> [The problem] Search the records below for "level" and copy every line it turns up in.

━━ Source material ━━

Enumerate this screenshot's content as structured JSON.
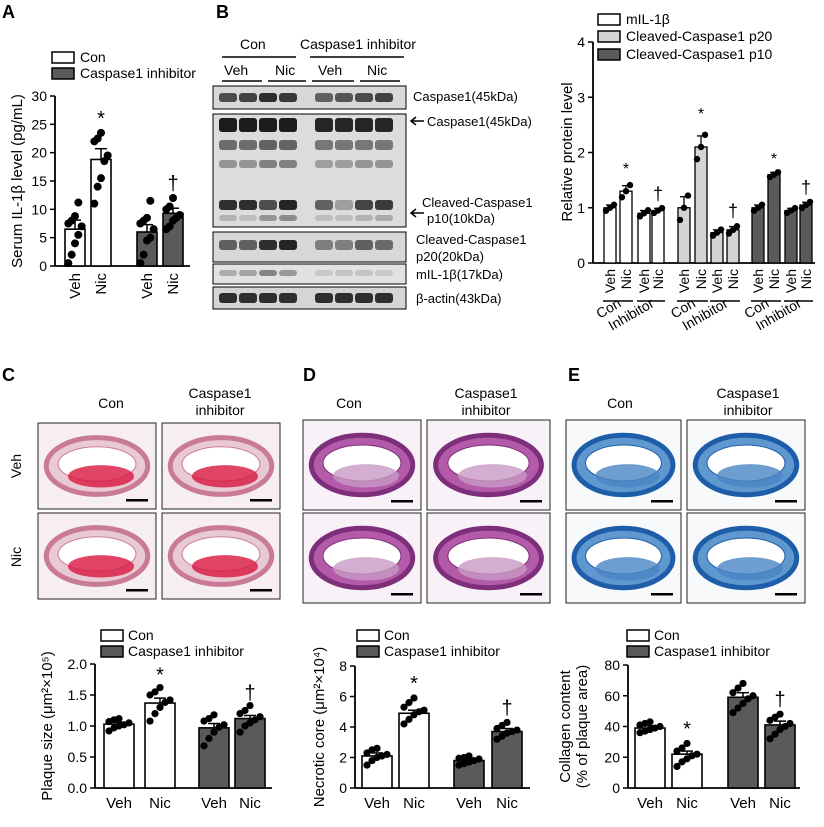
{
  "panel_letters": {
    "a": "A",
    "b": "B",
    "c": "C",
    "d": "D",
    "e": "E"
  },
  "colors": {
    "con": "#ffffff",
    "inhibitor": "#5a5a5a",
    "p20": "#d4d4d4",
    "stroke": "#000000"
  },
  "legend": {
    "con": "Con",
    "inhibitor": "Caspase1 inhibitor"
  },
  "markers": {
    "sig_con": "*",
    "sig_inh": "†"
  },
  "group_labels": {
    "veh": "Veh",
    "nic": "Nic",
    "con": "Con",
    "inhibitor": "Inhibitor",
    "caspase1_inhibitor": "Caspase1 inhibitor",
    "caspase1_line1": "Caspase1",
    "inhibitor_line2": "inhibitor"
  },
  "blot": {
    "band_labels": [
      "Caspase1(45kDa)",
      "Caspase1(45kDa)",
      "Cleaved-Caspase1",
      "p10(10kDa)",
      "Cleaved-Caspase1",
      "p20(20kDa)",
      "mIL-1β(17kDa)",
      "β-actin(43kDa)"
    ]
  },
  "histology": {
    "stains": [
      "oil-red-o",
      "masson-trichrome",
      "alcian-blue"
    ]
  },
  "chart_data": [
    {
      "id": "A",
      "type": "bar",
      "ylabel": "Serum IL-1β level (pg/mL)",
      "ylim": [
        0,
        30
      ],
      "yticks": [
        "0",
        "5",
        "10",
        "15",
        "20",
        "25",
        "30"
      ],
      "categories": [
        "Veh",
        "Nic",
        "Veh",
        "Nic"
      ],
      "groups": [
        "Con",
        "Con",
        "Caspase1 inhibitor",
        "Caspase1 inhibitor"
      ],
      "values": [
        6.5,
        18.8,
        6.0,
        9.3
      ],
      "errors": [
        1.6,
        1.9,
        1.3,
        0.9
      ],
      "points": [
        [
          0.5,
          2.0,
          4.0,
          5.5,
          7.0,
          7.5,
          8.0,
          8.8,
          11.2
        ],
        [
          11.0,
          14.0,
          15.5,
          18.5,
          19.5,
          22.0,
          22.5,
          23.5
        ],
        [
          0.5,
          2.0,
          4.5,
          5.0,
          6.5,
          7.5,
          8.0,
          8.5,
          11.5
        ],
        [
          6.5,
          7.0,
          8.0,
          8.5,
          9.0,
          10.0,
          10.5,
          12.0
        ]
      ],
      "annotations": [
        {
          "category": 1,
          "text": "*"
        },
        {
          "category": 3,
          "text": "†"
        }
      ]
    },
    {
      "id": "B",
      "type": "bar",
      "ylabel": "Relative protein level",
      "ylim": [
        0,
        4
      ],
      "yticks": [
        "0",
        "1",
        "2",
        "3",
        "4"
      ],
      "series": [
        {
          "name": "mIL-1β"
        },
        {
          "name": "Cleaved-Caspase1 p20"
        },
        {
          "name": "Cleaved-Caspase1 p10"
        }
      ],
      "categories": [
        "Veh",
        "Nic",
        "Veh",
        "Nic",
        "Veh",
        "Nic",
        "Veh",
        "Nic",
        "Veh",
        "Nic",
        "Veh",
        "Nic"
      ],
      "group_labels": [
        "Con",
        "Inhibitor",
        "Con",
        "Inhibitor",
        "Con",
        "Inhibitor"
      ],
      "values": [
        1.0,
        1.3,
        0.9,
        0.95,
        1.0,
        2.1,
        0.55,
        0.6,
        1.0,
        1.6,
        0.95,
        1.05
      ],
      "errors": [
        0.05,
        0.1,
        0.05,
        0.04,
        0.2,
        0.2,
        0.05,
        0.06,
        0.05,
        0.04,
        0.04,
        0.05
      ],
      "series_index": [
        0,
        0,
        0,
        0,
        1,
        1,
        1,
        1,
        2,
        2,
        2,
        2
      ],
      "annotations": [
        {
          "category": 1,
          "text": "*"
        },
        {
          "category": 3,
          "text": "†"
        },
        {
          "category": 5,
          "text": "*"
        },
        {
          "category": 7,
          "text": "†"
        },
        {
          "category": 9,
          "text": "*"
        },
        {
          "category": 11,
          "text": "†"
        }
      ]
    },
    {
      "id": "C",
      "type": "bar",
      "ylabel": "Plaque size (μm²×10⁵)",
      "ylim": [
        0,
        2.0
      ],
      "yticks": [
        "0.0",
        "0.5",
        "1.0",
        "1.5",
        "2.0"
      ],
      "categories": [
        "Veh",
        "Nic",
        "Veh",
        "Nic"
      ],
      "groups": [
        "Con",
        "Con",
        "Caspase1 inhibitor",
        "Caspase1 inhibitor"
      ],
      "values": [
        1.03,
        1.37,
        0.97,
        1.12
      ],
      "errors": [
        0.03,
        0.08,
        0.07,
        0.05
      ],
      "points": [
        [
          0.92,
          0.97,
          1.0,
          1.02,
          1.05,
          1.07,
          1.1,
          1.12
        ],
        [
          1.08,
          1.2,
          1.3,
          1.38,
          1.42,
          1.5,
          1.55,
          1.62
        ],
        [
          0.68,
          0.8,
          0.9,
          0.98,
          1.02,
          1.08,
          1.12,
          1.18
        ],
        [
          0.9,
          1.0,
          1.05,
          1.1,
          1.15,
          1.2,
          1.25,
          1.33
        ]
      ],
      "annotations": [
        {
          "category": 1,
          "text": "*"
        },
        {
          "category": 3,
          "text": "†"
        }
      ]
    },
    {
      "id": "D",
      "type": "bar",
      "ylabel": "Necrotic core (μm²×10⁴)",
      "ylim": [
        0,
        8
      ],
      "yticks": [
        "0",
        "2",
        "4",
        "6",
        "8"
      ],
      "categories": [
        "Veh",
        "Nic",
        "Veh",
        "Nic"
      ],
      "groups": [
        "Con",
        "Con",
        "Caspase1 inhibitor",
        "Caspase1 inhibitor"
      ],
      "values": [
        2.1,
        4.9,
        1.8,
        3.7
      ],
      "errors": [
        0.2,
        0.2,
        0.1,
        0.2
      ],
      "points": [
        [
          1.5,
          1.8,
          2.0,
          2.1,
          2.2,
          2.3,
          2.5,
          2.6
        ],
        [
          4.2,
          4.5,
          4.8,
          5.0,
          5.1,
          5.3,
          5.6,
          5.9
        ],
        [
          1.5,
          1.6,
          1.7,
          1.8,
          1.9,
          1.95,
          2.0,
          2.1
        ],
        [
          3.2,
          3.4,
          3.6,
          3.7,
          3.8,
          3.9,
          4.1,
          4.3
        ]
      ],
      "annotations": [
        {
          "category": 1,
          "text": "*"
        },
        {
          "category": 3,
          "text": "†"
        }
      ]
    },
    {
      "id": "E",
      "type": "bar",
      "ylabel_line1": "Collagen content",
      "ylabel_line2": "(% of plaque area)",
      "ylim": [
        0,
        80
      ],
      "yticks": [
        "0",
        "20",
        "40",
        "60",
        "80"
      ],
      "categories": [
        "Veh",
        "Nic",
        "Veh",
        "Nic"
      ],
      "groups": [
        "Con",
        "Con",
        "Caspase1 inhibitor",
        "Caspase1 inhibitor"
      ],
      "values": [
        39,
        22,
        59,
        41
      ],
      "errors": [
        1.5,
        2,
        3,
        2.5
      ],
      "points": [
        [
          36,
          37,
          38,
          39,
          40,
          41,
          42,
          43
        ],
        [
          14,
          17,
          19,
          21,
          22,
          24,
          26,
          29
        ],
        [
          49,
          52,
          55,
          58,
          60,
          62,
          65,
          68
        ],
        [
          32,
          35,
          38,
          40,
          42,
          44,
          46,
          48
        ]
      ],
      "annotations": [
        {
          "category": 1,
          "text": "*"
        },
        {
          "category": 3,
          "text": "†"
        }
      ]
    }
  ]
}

━━━
━━ Source material ━━

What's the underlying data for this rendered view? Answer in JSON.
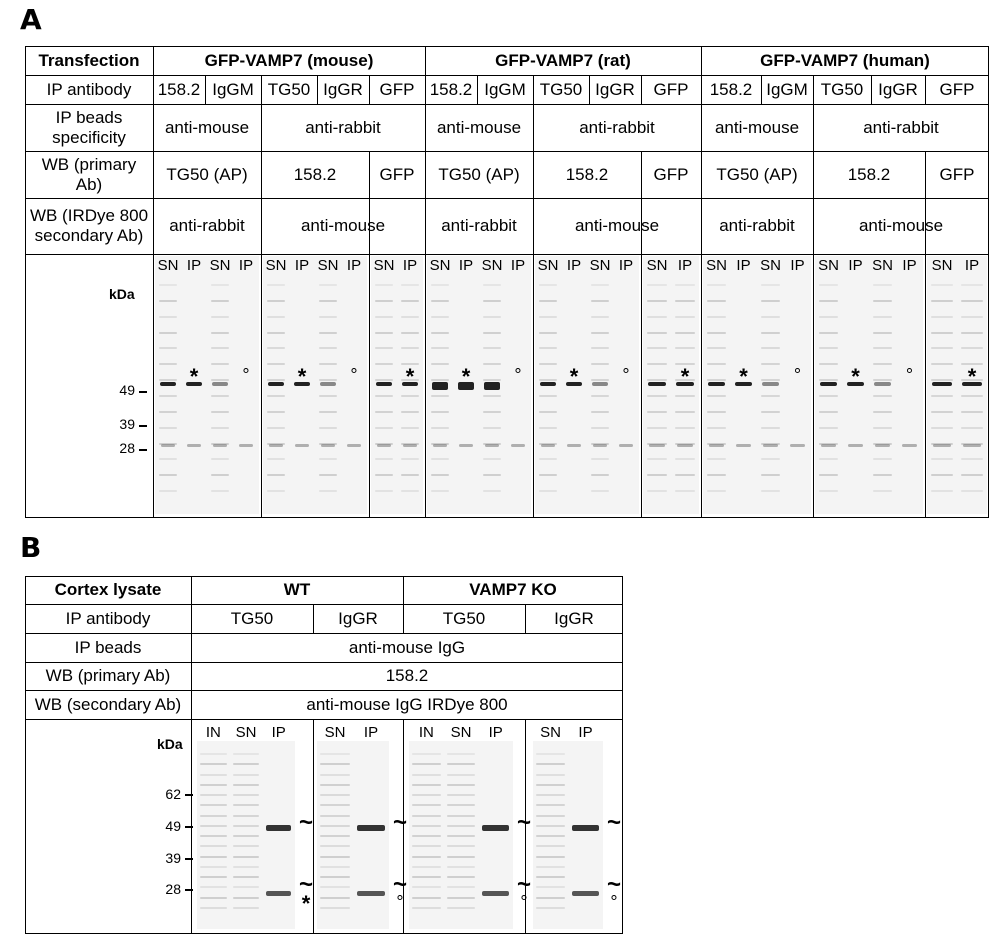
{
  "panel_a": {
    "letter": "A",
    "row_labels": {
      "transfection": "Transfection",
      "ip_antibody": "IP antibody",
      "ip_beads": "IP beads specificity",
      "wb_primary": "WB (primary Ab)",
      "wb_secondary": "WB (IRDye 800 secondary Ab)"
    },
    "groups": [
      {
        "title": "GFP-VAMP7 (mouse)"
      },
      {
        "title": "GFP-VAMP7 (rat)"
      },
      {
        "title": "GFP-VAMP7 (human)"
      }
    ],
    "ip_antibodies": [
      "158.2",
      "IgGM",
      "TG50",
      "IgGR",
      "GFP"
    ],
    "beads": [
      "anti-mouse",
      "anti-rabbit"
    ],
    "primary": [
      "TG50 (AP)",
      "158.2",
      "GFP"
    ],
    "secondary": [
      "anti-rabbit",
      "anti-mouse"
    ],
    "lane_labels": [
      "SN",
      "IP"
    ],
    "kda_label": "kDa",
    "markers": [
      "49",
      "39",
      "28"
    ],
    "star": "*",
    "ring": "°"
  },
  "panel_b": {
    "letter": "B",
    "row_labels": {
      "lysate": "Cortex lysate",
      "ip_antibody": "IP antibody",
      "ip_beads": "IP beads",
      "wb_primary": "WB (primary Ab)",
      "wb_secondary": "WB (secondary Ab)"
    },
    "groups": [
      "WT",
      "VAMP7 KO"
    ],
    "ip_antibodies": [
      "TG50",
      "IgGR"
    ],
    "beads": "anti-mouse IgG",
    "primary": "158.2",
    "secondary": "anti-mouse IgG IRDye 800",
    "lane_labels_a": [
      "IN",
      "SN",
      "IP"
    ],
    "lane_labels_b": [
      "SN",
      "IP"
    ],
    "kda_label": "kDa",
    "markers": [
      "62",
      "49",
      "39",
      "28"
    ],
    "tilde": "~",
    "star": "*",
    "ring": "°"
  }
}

━━━

> [Reply]
      "ylabel": "Serum IL-1β level (pg/mL)",
      "ylabel": "Relative protein level",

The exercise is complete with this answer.